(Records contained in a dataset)
----

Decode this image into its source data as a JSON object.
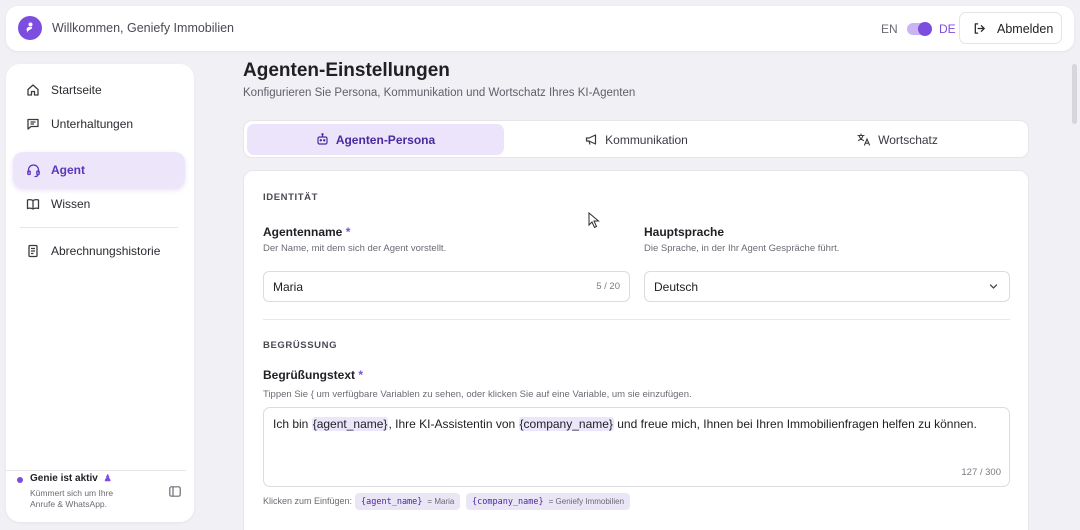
{
  "header": {
    "welcome": "Willkommen, Geniefy Immobilien",
    "lang_en": "EN",
    "lang_de": "DE",
    "logout_label": "Abmelden",
    "accent": "#7c4ddf"
  },
  "sidebar": {
    "items": [
      {
        "label": "Startseite",
        "icon": "home-icon"
      },
      {
        "label": "Unterhaltungen",
        "icon": "chat-icon"
      },
      {
        "label": "Agent",
        "icon": "headset-icon",
        "active": true
      },
      {
        "label": "Wissen",
        "icon": "book-icon"
      },
      {
        "label": "Abrechnungshistorie",
        "icon": "receipt-icon"
      }
    ],
    "status_title": "Genie ist aktiv",
    "status_sub": "Kümmert sich um Ihre Anrufe & WhatsApp."
  },
  "page": {
    "title": "Agenten-Einstellungen",
    "subtitle": "Konfigurieren Sie Persona, Kommunikation und Wortschatz Ihres KI-Agenten"
  },
  "tabs": [
    {
      "label": "Agenten-Persona",
      "icon": "robot-icon",
      "active": true
    },
    {
      "label": "Kommunikation",
      "icon": "megaphone-icon"
    },
    {
      "label": "Wortschatz",
      "icon": "translate-icon"
    }
  ],
  "identity": {
    "section": "IDENTITÄT",
    "name_label": "Agentenname",
    "required_mark": "*",
    "name_hint": "Der Name, mit dem sich der Agent vorstellt.",
    "name_value": "Maria",
    "name_counter": "5 / 20",
    "lang_label": "Hauptsprache",
    "lang_hint": "Die Sprache, in der Ihr Agent Gespräche führt.",
    "lang_value": "Deutsch"
  },
  "greeting": {
    "section": "BEGRÜSSUNG",
    "label": "Begrüßungstext",
    "hint": "Tippen Sie { um verfügbare Variablen zu sehen, oder klicken Sie auf eine Variable, um sie einzufügen.",
    "text_part1": "Ich bin ",
    "var1": "{agent_name}",
    "text_part2": ", Ihre KI-Assistentin von ",
    "var2": "{company_name}",
    "text_part3": " und freue mich, Ihnen bei Ihren Immobilienfragen helfen zu können.",
    "counter": "127 / 300",
    "chips_label": "Klicken zum Einfügen:",
    "chips": [
      {
        "code": "{agent_name}",
        "value": "= Maria"
      },
      {
        "code": "{company_name}",
        "value": "= Geniefy Immobilien"
      }
    ]
  }
}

----

Every record must be copied exactly, with images dropped from the result.

▶ [REPLY]
Decode this image into its source data as a JSON object.
{
  "header": {
    "welcome": "Willkommen, Geniefy Immobilien",
    "lang_en": "EN",
    "lang_de": "DE",
    "logout_label": "Abmelden",
    "accent": "#7c4ddf"
  },
  "sidebar": {
    "items": [
      {
        "label": "Startseite",
        "icon": "home-icon"
      },
      {
        "label": "Unterhaltungen",
        "icon": "chat-icon"
      },
      {
        "label": "Agent",
        "icon": "headset-icon",
        "active": true
      },
      {
        "label": "Wissen",
        "icon": "book-icon"
      },
      {
        "label": "Abrechnungshistorie",
        "icon": "receipt-icon"
      }
    ],
    "status_title": "Genie ist aktiv",
    "status_sub": "Kümmert sich um Ihre Anrufe & WhatsApp."
  },
  "page": {
    "title": "Agenten-Einstellungen",
    "subtitle": "Konfigurieren Sie Persona, Kommunikation und Wortschatz Ihres KI-Agenten"
  },
  "tabs": [
    {
      "label": "Agenten-Persona",
      "icon": "robot-icon",
      "active": true
    },
    {
      "label": "Kommunikation",
      "icon": "megaphone-icon"
    },
    {
      "label": "Wortschatz",
      "icon": "translate-icon"
    }
  ],
  "identity": {
    "section": "IDENTITÄT",
    "name_label": "Agentenname",
    "required_mark": "*",
    "name_hint": "Der Name, mit dem sich der Agent vorstellt.",
    "name_value": "Maria",
    "name_counter": "5 / 20",
    "lang_label": "Hauptsprache",
    "lang_hint": "Die Sprache, in der Ihr Agent Gespräche führt.",
    "lang_value": "Deutsch"
  },
  "greeting": {
    "section": "BEGRÜSSUNG",
    "label": "Begrüßungstext",
    "hint": "Tippen Sie { um verfügbare Variablen zu sehen, oder klicken Sie auf eine Variable, um sie einzufügen.",
    "text_part1": "Ich bin ",
    "var1": "{agent_name}",
    "text_part2": ", Ihre KI-Assistentin von ",
    "var2": "{company_name}",
    "text_part3": " und freue mich, Ihnen bei Ihren Immobilienfragen helfen zu können.",
    "counter": "127 / 300",
    "chips_label": "Klicken zum Einfügen:",
    "chips": [
      {
        "code": "{agent_name}",
        "value": "= Maria"
      },
      {
        "code": "{company_name}",
        "value": "= Geniefy Immobilien"
      }
    ]
  }
}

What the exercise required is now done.